Begin DATA IN THIS EXERCISE

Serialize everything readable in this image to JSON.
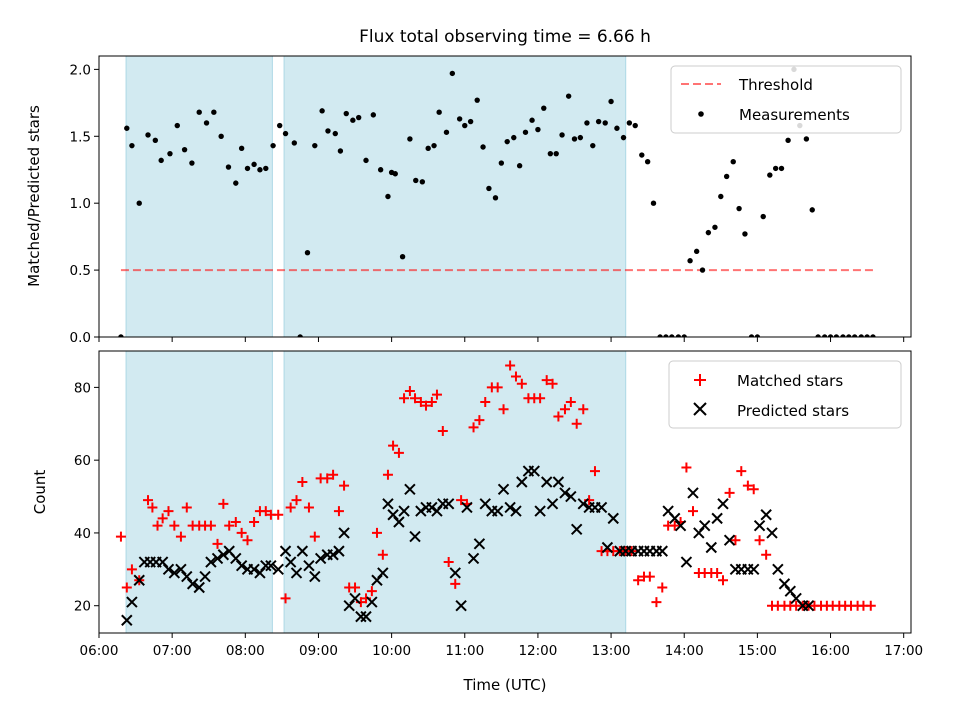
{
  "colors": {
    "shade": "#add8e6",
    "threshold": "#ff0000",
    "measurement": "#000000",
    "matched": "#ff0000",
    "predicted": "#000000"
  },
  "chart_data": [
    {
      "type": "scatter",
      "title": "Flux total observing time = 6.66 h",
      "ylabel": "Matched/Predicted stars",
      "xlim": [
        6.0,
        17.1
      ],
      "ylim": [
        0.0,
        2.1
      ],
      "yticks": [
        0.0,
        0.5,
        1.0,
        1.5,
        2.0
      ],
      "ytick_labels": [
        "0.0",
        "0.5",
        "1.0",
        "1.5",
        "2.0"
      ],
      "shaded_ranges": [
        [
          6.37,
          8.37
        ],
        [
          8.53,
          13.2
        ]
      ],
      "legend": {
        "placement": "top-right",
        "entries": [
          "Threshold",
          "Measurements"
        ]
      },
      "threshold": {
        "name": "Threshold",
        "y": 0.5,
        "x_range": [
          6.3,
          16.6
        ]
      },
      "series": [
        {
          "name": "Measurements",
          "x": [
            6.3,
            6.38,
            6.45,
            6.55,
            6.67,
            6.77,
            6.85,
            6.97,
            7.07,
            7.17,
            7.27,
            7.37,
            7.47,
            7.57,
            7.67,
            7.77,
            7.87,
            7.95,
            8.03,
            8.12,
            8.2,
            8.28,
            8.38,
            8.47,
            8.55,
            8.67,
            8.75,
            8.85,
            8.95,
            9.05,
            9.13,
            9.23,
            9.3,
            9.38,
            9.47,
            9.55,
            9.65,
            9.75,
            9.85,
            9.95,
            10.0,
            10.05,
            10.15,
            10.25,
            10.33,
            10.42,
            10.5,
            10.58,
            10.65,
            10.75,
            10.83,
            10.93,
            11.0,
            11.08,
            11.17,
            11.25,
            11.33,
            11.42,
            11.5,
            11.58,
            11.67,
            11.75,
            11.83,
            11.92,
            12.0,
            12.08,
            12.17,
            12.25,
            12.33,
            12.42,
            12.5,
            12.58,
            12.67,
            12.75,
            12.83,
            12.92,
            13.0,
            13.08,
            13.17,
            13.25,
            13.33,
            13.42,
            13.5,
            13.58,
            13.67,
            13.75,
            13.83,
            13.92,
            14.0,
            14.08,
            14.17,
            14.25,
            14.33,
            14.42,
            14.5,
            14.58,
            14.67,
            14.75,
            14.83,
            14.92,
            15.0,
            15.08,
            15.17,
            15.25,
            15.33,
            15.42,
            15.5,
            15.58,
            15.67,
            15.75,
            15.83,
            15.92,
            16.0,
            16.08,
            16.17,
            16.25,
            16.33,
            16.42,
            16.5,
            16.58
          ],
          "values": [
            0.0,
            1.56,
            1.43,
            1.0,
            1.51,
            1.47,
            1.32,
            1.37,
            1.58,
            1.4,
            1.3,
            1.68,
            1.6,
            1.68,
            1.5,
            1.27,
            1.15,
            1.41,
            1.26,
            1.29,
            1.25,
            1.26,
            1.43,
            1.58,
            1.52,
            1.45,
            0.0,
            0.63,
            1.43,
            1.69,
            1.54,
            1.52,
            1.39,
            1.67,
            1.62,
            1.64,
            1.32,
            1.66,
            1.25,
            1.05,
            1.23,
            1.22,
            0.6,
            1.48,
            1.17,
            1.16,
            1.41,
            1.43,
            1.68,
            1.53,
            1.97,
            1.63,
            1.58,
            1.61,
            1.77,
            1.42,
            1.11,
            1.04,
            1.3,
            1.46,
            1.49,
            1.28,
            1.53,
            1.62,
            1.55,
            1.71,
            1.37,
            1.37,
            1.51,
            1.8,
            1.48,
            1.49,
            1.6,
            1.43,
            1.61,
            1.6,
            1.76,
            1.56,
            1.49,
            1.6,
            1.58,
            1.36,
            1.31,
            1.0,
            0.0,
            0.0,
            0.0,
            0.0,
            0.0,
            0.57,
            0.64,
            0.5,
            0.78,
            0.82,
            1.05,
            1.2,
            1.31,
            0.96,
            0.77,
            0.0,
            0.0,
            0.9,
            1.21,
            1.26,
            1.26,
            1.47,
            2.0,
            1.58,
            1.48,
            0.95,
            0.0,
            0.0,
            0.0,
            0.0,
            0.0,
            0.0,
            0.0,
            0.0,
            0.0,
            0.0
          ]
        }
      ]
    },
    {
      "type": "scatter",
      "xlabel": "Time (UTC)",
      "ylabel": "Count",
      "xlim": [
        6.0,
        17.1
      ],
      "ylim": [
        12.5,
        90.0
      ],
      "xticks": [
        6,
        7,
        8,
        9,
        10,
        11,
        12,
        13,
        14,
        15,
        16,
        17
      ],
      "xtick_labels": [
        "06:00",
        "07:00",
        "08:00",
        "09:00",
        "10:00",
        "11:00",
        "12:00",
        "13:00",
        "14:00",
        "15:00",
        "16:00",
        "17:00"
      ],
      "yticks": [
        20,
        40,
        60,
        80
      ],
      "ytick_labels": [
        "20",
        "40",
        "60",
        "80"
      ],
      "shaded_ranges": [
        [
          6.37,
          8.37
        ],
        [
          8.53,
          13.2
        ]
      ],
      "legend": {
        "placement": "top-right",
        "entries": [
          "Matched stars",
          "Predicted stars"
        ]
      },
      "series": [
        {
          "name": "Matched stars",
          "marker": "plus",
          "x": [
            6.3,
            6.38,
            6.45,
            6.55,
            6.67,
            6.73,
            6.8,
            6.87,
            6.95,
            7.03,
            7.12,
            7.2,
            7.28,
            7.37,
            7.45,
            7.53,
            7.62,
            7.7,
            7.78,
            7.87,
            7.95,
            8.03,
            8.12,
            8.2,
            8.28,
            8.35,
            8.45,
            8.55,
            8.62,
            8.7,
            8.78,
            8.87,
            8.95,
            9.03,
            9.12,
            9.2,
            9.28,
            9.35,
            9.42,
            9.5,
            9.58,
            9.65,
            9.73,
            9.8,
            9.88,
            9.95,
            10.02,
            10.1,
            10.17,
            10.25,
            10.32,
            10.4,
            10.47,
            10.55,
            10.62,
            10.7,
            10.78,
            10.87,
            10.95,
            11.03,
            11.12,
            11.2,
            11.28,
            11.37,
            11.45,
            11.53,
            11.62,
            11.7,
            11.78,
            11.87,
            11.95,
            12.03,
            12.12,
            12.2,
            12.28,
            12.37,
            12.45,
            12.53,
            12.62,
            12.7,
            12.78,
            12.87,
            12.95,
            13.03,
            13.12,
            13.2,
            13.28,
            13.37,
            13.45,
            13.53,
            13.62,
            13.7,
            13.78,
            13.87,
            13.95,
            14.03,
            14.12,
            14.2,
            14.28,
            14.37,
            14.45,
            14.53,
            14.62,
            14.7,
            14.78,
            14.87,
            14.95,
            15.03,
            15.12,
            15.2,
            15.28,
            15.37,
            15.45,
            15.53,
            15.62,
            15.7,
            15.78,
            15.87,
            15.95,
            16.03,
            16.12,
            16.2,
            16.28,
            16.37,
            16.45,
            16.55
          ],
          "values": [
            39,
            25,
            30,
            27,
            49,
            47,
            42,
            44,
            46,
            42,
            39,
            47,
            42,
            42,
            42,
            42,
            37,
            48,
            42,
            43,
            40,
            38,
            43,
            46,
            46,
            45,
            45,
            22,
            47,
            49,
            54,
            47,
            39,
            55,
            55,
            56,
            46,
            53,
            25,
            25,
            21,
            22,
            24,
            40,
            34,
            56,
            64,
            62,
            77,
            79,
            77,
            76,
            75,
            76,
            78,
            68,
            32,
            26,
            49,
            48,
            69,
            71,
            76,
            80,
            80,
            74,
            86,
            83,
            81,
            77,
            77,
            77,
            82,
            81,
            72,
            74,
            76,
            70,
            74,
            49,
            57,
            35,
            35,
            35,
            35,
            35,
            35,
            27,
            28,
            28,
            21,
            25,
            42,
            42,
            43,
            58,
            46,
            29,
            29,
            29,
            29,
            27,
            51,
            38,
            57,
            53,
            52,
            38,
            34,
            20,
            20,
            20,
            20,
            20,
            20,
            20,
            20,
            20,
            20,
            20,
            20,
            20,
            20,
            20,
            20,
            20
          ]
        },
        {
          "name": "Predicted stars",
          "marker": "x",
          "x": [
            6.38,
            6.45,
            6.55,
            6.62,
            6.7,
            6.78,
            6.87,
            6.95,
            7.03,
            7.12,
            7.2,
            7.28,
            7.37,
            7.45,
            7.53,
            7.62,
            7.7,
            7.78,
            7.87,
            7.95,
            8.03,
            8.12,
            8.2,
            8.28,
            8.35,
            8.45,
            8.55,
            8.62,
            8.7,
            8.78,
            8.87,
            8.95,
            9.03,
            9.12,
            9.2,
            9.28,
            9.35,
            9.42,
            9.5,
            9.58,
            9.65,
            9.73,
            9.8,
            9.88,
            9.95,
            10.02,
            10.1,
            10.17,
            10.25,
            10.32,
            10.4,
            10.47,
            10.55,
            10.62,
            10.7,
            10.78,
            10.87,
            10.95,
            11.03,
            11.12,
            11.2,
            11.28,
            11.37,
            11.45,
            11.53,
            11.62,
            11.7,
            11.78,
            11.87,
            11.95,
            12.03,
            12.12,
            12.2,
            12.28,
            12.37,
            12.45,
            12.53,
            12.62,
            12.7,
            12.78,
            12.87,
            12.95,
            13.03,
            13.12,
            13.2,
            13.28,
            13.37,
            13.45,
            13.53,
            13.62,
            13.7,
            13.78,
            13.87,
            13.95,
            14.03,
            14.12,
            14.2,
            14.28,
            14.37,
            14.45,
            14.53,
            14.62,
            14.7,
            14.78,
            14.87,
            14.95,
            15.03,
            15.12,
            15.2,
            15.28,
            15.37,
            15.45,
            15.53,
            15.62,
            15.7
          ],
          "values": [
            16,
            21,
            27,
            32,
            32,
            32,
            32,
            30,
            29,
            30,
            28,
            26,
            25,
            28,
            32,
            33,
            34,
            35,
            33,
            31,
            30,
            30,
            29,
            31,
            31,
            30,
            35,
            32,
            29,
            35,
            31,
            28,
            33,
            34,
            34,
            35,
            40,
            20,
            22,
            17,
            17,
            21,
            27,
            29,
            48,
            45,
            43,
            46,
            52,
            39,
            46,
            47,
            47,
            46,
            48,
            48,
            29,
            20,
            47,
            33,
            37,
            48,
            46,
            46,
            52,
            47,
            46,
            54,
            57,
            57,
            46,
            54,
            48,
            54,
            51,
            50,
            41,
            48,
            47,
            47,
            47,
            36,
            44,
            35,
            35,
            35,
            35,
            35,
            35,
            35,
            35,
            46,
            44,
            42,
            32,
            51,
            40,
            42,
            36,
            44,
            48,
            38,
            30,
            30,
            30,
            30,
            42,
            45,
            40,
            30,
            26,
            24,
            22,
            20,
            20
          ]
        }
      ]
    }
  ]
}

End DATA IN THIS EXERCISE

» WHAT IS ASKED
For each line of the entries that includes "ylabel", show that line.

» SOLUTION FOR THIS PROBLEM
      "ylabel": "Matched/Predicted stars",
      "ylabel": "Count",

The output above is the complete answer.